*WHAT IS EXPECTED:* Your answer is to be every line of the material that includes the string "break".
┄┄┄┄┄┄┄┄┄┄
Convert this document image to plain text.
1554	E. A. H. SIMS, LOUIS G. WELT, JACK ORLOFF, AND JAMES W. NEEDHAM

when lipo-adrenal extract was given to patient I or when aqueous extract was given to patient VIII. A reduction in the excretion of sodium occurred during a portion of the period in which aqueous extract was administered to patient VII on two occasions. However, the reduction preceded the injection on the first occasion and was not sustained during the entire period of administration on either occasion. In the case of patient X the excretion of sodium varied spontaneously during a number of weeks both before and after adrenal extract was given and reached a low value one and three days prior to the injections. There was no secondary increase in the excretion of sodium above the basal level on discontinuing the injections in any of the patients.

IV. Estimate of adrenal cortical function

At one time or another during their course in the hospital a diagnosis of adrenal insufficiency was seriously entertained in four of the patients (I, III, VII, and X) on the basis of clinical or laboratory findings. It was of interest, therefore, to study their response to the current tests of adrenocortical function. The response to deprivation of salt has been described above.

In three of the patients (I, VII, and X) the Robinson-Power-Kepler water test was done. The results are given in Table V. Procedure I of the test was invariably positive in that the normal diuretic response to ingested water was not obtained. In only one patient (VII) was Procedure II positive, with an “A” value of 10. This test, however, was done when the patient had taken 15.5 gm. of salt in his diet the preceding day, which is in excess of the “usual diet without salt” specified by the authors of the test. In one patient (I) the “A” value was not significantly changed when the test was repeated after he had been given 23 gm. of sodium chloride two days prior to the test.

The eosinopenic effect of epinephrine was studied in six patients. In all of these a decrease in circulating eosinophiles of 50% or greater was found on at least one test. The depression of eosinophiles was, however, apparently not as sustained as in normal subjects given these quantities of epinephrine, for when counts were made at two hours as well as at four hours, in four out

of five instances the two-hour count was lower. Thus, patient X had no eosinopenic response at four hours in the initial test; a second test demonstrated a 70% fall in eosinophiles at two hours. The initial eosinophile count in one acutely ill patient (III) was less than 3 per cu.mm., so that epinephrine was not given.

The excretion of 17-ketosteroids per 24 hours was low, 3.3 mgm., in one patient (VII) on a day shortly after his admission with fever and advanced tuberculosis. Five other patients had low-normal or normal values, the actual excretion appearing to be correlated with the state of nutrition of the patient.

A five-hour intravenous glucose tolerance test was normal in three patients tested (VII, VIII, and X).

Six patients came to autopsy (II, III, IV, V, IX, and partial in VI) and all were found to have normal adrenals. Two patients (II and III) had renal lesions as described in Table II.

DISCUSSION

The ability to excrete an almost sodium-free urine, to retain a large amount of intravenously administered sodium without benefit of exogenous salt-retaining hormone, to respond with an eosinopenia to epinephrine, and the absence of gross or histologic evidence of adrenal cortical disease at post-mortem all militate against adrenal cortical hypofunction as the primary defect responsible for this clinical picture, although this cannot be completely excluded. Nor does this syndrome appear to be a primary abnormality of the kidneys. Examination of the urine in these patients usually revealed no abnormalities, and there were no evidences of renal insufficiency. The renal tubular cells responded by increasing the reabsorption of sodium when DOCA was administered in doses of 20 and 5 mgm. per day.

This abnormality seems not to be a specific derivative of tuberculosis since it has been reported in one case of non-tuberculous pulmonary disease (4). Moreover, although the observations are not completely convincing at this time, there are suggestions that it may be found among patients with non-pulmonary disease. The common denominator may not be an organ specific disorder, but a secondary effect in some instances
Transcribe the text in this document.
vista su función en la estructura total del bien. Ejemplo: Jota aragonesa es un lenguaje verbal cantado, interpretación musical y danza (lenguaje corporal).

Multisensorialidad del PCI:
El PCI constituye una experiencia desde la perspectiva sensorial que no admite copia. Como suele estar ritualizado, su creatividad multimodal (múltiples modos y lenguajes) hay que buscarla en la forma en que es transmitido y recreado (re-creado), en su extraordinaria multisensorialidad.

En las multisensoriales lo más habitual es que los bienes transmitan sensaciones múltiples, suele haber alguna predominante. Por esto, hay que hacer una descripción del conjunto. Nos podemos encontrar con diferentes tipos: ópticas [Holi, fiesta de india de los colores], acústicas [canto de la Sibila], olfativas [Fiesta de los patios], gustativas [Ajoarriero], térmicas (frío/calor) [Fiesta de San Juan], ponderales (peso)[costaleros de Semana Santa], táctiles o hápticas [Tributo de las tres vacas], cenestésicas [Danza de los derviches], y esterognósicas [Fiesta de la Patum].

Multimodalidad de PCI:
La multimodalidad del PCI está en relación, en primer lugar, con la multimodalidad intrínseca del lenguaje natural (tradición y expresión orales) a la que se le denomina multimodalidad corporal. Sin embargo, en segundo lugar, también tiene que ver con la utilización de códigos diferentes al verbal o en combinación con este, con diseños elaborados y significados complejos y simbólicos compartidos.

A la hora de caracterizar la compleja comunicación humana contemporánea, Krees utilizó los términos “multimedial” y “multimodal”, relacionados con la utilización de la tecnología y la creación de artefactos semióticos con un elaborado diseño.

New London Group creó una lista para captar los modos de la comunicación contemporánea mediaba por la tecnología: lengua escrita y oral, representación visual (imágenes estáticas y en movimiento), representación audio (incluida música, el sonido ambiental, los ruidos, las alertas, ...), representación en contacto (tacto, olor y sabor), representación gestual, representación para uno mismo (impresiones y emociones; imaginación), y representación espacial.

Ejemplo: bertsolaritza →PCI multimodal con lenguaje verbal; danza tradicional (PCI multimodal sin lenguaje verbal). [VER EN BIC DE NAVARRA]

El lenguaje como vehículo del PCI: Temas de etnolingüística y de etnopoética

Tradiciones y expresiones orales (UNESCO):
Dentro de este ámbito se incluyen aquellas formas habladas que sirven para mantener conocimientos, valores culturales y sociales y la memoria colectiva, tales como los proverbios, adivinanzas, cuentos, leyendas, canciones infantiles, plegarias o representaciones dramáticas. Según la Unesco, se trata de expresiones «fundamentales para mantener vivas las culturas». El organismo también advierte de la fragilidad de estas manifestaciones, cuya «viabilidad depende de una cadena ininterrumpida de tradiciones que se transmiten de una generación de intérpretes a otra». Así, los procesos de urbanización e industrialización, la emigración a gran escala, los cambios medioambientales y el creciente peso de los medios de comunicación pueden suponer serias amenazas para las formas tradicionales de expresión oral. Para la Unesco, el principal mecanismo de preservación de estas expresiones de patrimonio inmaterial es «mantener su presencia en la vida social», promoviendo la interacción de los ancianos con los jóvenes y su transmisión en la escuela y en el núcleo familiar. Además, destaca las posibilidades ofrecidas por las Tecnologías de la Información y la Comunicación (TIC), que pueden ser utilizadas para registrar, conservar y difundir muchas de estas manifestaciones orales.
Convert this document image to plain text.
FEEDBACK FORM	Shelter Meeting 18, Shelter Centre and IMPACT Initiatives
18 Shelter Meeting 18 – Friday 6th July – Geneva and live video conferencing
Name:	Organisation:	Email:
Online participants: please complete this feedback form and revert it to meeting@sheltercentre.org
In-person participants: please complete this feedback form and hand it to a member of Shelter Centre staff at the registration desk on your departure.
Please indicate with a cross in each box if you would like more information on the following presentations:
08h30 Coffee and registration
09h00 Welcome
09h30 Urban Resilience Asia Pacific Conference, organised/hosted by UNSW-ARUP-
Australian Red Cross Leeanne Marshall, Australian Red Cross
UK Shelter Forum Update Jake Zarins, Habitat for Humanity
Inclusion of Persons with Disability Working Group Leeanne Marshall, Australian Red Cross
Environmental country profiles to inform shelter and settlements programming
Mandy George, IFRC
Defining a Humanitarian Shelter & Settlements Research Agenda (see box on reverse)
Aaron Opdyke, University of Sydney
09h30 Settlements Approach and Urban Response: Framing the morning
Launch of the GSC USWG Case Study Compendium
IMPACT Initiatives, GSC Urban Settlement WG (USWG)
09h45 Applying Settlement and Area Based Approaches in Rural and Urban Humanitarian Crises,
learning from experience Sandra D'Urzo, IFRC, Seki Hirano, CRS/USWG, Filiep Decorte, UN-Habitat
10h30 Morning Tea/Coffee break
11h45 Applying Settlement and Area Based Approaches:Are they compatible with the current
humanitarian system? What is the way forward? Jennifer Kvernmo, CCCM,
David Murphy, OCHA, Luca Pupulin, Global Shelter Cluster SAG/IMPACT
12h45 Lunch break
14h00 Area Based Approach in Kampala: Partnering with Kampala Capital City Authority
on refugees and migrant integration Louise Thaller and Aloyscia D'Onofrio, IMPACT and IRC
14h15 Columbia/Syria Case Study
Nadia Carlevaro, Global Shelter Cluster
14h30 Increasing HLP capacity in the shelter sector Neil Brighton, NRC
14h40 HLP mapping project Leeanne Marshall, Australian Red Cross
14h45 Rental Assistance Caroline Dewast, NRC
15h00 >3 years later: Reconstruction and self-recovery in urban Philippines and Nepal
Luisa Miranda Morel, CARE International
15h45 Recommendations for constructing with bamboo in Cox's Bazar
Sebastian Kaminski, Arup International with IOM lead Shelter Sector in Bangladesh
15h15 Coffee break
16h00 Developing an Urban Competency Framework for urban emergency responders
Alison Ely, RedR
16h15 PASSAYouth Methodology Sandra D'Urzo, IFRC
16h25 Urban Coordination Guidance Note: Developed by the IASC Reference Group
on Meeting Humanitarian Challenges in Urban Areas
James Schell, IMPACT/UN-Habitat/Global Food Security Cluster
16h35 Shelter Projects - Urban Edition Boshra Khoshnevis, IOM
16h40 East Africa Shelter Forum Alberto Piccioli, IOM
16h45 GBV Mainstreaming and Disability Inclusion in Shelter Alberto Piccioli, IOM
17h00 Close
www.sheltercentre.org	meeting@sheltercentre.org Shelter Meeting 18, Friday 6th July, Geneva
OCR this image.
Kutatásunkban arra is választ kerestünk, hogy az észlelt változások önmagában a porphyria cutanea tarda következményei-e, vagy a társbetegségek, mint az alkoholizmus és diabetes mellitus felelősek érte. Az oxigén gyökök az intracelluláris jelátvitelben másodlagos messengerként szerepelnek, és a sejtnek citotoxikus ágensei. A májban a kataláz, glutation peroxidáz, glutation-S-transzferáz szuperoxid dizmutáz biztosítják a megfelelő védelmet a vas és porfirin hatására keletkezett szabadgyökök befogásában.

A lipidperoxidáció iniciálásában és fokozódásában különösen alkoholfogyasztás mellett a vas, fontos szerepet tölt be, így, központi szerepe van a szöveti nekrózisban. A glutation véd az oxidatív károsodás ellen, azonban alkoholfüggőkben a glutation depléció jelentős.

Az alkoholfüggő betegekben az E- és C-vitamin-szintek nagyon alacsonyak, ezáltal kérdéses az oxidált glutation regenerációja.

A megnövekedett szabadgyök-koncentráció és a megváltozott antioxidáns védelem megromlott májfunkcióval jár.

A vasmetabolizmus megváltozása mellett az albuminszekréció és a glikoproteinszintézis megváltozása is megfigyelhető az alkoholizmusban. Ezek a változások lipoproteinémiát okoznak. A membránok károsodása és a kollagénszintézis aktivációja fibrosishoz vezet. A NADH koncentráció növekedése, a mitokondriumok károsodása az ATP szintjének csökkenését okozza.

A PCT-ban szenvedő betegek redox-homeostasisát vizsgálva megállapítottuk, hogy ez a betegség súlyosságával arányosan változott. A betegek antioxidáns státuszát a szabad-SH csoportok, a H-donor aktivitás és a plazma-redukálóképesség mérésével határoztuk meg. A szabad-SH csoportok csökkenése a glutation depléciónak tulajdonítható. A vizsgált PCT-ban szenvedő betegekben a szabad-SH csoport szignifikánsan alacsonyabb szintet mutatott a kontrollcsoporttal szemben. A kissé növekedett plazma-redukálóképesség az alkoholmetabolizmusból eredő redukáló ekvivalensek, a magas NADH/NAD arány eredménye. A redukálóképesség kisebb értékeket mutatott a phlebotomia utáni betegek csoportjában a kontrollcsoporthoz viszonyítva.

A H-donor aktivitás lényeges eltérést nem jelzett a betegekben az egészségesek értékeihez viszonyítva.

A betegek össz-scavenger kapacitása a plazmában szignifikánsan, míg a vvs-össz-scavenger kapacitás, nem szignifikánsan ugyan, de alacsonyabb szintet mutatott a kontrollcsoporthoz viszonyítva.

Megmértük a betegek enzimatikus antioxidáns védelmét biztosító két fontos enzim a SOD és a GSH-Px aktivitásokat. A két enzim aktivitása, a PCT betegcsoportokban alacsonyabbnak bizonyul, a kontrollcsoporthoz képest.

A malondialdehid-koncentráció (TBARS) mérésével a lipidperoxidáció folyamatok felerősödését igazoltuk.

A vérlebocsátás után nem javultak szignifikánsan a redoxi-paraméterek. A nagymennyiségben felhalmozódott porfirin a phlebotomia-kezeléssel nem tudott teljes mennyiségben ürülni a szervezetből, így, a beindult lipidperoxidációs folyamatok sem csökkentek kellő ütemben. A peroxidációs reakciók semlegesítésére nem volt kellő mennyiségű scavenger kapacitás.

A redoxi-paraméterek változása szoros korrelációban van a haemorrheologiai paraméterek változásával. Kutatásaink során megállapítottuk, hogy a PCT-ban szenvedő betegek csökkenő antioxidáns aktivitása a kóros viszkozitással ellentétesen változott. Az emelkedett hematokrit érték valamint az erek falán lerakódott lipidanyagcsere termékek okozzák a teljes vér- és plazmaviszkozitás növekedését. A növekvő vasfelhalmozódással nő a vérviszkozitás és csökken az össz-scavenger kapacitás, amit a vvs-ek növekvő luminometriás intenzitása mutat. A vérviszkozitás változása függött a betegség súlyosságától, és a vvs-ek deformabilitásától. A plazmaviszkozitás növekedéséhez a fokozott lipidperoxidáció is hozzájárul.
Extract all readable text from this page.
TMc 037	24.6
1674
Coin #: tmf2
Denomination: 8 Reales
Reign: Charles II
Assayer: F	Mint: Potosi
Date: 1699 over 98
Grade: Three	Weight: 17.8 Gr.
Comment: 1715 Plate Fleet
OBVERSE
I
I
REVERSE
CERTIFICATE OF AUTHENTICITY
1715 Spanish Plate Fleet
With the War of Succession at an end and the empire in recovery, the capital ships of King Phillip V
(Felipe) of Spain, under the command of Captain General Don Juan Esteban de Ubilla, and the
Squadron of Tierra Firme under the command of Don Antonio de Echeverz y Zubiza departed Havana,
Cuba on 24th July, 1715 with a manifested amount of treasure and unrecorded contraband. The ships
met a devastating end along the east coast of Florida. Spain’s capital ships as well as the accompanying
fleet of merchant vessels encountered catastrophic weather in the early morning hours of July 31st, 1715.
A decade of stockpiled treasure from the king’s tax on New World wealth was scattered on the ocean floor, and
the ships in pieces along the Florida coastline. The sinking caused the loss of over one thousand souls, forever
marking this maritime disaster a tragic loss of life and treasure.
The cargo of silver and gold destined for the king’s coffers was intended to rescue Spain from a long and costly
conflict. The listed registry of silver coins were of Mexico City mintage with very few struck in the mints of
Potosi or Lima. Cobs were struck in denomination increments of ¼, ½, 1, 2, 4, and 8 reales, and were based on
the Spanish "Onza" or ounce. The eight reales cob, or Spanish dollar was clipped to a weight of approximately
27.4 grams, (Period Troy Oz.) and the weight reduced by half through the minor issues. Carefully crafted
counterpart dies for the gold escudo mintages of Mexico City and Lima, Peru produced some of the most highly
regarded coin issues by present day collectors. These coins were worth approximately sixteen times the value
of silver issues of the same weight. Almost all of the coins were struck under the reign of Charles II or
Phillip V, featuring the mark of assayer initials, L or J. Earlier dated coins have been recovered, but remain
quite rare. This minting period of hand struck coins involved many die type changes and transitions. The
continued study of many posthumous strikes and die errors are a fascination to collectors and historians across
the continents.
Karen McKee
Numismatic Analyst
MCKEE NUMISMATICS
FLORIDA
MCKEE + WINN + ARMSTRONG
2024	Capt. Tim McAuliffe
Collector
┄┄┄┄┄┄┄┄┄┄
*EXPECTED OUTPUT:*
10h30 Morning Tea/Coffee break
12h45 Lunch break
15h15 Coffee break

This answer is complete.